What you need to do: Find each line in the following listing that has the string "time", then state the count and nothing else.

Dataset records:
######
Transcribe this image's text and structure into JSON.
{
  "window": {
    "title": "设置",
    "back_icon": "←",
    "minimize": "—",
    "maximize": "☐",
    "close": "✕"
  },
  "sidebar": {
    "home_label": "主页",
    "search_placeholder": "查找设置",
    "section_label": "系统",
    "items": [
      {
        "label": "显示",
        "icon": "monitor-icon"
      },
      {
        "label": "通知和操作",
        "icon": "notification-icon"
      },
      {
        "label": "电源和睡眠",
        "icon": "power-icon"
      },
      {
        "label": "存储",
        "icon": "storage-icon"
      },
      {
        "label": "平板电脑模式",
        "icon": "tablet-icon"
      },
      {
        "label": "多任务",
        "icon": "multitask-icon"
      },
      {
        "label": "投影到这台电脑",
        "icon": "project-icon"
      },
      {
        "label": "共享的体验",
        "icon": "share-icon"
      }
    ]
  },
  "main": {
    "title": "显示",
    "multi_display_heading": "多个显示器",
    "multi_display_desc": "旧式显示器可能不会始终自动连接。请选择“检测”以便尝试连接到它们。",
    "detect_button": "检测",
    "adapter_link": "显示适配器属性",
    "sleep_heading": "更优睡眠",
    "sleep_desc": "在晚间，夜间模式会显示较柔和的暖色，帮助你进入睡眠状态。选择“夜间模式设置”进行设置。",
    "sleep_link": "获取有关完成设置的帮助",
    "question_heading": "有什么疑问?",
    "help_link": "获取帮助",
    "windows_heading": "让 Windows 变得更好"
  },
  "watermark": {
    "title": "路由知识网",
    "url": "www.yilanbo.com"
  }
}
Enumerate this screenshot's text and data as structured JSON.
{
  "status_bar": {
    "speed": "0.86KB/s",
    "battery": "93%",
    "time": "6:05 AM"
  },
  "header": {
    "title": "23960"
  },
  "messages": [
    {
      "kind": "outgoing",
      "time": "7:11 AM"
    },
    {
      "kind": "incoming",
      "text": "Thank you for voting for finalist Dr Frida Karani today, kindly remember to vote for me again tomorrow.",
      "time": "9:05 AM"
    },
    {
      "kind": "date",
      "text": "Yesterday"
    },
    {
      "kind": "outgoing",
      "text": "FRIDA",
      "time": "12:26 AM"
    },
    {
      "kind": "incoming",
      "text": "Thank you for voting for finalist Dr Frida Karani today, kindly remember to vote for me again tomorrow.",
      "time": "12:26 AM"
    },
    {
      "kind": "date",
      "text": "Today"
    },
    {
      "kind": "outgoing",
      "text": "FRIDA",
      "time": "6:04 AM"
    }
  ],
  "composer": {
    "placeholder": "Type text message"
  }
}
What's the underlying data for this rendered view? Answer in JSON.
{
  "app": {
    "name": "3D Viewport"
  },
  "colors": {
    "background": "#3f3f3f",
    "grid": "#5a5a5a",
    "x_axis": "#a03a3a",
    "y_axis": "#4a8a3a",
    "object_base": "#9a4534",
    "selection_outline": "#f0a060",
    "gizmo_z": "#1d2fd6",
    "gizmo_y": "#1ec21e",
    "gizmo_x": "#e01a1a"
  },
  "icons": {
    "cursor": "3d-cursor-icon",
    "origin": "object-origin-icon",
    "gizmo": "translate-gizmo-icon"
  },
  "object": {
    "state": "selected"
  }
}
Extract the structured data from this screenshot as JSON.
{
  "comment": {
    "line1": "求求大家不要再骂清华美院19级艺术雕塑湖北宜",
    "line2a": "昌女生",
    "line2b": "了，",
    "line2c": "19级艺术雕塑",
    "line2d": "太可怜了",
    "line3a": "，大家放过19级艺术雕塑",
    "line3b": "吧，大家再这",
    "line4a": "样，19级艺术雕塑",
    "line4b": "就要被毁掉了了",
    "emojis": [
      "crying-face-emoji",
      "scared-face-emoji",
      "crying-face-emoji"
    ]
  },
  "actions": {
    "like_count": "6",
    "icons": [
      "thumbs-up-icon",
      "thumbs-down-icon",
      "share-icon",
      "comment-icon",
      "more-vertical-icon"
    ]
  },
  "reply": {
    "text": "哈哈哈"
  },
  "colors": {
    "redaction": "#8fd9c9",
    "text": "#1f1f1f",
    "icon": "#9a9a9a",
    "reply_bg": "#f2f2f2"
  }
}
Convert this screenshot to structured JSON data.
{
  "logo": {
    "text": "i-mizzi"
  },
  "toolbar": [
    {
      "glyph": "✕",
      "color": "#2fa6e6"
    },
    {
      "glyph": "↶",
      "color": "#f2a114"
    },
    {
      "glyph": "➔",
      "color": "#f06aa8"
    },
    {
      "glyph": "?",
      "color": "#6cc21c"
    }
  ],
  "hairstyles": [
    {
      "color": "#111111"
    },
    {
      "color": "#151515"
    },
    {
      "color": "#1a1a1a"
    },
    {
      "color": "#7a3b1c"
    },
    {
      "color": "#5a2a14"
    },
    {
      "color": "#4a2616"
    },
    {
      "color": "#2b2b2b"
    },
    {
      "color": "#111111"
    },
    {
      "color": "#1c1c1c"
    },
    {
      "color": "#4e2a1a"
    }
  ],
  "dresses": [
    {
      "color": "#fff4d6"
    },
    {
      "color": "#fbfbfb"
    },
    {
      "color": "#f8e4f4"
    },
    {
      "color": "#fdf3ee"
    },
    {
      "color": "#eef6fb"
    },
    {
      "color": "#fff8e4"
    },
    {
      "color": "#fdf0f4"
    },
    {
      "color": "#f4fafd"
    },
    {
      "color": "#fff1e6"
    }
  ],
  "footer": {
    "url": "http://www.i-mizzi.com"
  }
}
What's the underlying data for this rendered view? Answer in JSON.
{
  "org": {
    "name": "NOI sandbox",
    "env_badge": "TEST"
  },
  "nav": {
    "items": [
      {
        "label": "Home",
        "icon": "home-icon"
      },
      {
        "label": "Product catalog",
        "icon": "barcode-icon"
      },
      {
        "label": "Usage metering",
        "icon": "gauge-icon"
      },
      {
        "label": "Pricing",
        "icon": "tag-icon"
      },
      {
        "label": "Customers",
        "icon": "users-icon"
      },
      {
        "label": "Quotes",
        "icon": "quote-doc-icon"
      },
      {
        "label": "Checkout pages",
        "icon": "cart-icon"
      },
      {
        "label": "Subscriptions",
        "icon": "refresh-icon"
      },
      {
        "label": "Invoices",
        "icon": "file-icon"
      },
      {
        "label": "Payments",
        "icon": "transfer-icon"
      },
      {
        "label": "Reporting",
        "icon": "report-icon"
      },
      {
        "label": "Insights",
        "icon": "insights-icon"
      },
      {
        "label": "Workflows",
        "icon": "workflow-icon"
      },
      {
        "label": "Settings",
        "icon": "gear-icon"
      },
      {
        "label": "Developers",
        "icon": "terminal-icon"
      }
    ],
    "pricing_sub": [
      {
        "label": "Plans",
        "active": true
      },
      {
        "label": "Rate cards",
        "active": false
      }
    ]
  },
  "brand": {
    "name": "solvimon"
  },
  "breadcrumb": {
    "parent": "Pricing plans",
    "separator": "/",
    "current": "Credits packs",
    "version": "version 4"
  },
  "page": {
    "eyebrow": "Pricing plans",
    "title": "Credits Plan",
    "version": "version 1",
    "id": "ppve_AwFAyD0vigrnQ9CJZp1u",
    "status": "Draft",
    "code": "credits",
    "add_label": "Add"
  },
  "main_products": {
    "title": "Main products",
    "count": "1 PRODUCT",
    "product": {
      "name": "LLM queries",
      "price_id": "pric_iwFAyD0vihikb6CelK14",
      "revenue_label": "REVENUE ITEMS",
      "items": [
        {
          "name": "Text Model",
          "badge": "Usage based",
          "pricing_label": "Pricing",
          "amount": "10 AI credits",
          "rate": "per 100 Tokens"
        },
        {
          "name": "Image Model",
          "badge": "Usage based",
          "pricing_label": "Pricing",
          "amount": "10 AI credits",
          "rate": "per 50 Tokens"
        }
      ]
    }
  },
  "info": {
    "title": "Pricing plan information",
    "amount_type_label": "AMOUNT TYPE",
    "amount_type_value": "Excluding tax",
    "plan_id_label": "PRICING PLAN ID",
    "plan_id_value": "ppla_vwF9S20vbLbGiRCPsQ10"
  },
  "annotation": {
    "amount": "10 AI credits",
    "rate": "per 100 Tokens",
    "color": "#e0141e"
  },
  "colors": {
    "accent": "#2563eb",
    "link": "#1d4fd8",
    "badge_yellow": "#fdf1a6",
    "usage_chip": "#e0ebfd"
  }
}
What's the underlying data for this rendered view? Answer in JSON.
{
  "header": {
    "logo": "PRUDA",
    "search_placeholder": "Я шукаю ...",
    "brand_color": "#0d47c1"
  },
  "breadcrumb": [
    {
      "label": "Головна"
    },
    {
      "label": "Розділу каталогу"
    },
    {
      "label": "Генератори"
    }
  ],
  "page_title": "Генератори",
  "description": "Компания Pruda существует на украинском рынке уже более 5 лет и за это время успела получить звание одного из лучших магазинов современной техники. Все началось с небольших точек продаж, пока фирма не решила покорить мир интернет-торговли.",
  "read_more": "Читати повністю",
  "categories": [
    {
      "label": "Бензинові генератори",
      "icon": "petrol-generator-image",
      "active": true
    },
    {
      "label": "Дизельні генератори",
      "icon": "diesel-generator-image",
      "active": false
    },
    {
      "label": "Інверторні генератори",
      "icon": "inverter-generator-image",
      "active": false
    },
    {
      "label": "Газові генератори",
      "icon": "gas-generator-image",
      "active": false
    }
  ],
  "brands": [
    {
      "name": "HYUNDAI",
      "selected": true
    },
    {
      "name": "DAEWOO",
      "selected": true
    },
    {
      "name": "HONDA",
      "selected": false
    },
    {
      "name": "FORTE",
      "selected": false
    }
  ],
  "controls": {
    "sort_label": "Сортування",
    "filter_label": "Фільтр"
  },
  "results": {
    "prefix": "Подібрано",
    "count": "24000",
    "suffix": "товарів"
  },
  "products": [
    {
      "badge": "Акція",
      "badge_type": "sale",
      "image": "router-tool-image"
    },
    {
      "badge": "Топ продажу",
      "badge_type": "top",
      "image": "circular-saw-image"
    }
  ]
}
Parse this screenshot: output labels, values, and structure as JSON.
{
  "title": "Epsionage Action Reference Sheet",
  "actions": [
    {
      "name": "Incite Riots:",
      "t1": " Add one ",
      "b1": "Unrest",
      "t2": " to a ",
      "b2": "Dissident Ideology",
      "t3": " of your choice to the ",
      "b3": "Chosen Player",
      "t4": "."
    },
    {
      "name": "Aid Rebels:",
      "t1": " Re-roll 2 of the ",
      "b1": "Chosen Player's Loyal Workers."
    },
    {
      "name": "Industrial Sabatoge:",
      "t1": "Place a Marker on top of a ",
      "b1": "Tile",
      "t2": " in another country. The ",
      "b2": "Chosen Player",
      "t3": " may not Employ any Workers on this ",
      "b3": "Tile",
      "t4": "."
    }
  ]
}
######
Solution to this exercise: 6